- [What is expected]: Locate the string "this" throughout the material and copy every line in which it occurs.

(Records from a collection of figures)
======

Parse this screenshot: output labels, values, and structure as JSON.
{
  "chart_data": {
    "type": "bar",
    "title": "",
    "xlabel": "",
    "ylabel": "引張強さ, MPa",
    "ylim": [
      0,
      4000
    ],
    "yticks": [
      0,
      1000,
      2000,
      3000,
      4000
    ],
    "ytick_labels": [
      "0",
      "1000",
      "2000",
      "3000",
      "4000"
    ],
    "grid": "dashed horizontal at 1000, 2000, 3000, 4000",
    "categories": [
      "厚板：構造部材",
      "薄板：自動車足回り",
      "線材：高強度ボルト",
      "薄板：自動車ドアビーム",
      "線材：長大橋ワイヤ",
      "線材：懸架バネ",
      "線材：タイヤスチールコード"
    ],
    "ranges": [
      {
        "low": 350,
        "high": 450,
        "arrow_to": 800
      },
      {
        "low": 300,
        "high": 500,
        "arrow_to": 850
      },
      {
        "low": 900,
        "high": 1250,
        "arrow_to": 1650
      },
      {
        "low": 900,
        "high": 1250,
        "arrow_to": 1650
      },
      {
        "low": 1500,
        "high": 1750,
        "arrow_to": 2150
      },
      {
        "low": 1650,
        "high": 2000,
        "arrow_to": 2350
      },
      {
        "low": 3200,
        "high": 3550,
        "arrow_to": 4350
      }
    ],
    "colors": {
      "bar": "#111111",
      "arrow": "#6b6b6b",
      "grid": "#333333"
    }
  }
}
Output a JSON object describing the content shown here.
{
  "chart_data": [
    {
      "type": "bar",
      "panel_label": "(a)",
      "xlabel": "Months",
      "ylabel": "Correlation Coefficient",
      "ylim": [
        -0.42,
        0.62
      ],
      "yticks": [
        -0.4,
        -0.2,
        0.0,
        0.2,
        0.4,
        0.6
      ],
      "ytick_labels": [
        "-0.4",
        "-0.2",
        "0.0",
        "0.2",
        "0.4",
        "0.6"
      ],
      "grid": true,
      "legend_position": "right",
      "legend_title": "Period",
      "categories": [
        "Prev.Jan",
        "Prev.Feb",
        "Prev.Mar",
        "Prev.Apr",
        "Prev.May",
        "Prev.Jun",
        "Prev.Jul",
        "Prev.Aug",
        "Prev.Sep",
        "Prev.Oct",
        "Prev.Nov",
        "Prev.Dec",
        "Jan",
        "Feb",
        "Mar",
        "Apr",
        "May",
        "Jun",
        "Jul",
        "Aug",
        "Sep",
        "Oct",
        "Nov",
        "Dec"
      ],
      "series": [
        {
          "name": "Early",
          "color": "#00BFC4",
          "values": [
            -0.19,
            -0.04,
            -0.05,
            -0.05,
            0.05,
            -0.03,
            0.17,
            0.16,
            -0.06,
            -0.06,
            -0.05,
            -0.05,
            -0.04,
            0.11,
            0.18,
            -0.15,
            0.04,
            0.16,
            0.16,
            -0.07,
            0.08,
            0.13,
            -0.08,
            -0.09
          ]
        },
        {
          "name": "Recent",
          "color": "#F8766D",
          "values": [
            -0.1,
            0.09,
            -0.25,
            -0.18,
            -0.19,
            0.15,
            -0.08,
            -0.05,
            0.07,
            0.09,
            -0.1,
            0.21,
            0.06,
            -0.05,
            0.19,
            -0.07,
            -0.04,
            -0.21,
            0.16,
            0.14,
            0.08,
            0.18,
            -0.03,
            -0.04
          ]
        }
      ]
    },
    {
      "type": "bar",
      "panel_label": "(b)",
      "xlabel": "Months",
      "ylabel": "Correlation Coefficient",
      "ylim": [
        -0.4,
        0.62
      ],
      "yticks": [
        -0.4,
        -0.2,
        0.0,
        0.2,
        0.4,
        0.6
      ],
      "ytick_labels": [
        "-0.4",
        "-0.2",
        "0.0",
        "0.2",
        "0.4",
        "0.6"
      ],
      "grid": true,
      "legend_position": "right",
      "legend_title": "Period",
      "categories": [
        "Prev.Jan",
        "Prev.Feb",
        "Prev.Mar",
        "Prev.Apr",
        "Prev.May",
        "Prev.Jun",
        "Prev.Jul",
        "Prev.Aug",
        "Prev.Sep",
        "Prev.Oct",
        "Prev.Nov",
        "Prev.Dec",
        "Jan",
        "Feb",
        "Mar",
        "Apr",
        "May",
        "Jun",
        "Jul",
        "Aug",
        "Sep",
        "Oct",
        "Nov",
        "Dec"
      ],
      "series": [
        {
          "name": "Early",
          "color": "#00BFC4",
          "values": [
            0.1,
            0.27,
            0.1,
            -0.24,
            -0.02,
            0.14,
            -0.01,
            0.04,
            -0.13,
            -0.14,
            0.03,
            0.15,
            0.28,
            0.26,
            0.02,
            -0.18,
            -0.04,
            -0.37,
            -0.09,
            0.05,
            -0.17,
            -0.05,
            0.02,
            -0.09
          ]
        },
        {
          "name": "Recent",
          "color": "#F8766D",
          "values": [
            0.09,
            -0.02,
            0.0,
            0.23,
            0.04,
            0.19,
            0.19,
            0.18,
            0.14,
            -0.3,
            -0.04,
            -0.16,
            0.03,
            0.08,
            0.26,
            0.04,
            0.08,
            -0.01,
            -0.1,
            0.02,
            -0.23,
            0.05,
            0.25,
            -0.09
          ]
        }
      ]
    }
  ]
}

======

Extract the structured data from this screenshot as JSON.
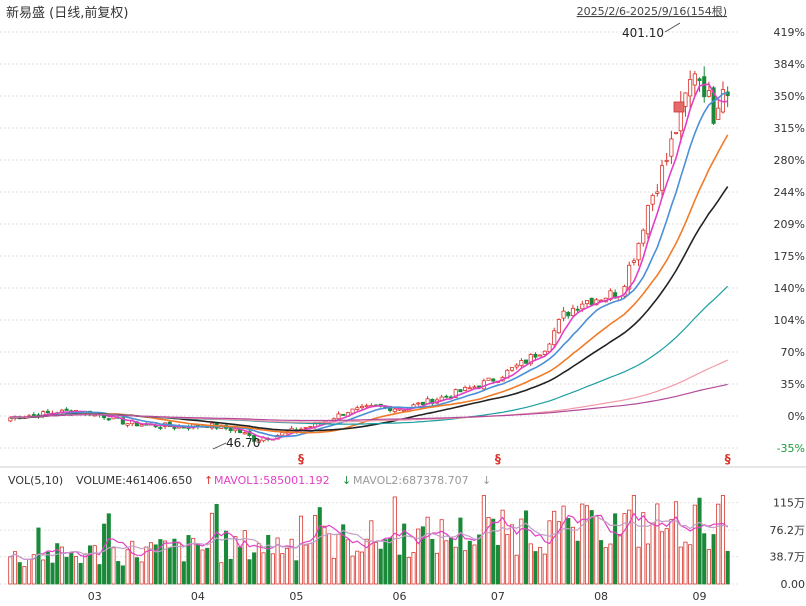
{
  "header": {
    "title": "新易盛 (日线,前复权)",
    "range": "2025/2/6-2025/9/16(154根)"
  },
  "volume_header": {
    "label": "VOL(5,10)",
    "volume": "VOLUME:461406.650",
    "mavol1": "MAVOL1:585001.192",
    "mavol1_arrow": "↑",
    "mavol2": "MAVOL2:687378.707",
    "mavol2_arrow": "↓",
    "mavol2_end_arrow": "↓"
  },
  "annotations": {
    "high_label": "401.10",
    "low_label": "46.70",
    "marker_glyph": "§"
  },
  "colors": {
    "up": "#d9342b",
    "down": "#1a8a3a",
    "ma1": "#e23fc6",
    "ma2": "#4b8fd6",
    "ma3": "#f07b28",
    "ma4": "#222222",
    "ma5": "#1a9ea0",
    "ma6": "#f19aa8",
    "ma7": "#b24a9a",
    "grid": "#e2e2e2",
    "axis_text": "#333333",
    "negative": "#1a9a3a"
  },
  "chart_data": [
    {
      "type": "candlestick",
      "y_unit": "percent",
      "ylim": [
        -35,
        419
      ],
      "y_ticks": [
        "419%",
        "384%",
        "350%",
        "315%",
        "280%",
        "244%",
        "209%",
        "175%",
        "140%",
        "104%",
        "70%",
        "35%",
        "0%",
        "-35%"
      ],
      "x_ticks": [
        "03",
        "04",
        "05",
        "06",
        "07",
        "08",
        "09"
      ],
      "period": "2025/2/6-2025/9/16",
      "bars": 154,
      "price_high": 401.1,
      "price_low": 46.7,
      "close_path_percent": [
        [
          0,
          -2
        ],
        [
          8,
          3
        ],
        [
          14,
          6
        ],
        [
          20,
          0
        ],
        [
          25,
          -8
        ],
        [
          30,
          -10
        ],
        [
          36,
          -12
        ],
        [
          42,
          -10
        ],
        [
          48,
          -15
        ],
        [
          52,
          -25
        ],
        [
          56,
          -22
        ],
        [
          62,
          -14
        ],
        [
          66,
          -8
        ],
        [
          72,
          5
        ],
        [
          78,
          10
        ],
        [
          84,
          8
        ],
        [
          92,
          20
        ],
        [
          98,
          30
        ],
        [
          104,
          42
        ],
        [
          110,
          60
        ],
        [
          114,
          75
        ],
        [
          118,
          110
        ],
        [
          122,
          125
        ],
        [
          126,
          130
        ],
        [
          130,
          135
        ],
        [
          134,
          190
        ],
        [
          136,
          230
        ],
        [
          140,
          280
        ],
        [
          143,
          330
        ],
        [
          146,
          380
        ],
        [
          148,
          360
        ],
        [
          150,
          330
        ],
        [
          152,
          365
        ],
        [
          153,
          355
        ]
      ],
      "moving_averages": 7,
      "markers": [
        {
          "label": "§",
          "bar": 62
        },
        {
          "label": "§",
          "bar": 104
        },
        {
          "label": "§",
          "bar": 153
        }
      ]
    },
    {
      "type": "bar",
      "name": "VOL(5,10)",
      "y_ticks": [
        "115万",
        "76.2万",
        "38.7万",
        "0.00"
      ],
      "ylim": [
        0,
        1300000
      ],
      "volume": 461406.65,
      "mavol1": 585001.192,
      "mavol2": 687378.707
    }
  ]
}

======

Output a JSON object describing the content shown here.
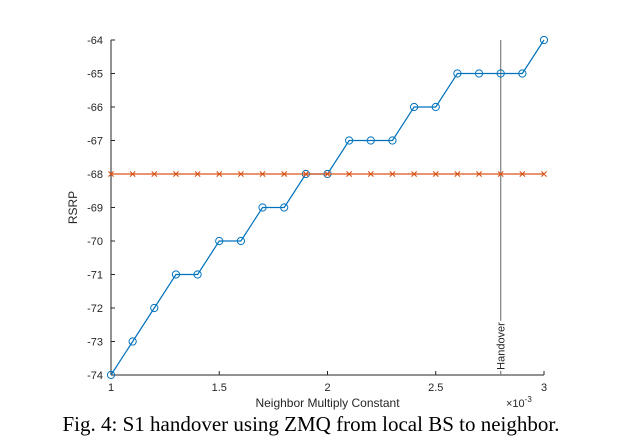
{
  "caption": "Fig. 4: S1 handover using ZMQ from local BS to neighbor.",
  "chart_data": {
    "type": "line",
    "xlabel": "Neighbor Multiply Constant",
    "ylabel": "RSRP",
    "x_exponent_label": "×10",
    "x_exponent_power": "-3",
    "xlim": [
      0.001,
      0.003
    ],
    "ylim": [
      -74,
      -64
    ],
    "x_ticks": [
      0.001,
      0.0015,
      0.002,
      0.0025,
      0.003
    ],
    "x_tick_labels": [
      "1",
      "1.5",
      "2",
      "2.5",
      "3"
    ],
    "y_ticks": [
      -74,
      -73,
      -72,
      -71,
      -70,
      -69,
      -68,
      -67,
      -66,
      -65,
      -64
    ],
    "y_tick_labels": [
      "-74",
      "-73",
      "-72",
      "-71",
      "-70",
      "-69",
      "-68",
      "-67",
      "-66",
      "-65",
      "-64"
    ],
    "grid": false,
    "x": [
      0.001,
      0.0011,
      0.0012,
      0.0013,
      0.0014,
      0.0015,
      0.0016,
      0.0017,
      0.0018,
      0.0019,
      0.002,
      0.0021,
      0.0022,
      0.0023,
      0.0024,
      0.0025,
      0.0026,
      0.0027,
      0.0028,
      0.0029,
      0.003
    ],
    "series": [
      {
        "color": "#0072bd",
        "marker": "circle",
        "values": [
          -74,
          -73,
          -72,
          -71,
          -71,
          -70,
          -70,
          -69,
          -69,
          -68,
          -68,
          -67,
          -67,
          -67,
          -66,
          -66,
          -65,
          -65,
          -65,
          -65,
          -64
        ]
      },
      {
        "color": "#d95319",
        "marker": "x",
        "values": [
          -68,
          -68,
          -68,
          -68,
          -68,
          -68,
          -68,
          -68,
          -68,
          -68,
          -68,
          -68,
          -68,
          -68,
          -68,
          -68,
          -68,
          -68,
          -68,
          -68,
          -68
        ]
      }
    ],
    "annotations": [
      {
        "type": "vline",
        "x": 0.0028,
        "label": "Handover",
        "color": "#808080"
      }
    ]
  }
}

======

- [The response]:
Parse this screenshot: output labels, values, and structure as JSON.
Extract the structured data from this screenshot as JSON.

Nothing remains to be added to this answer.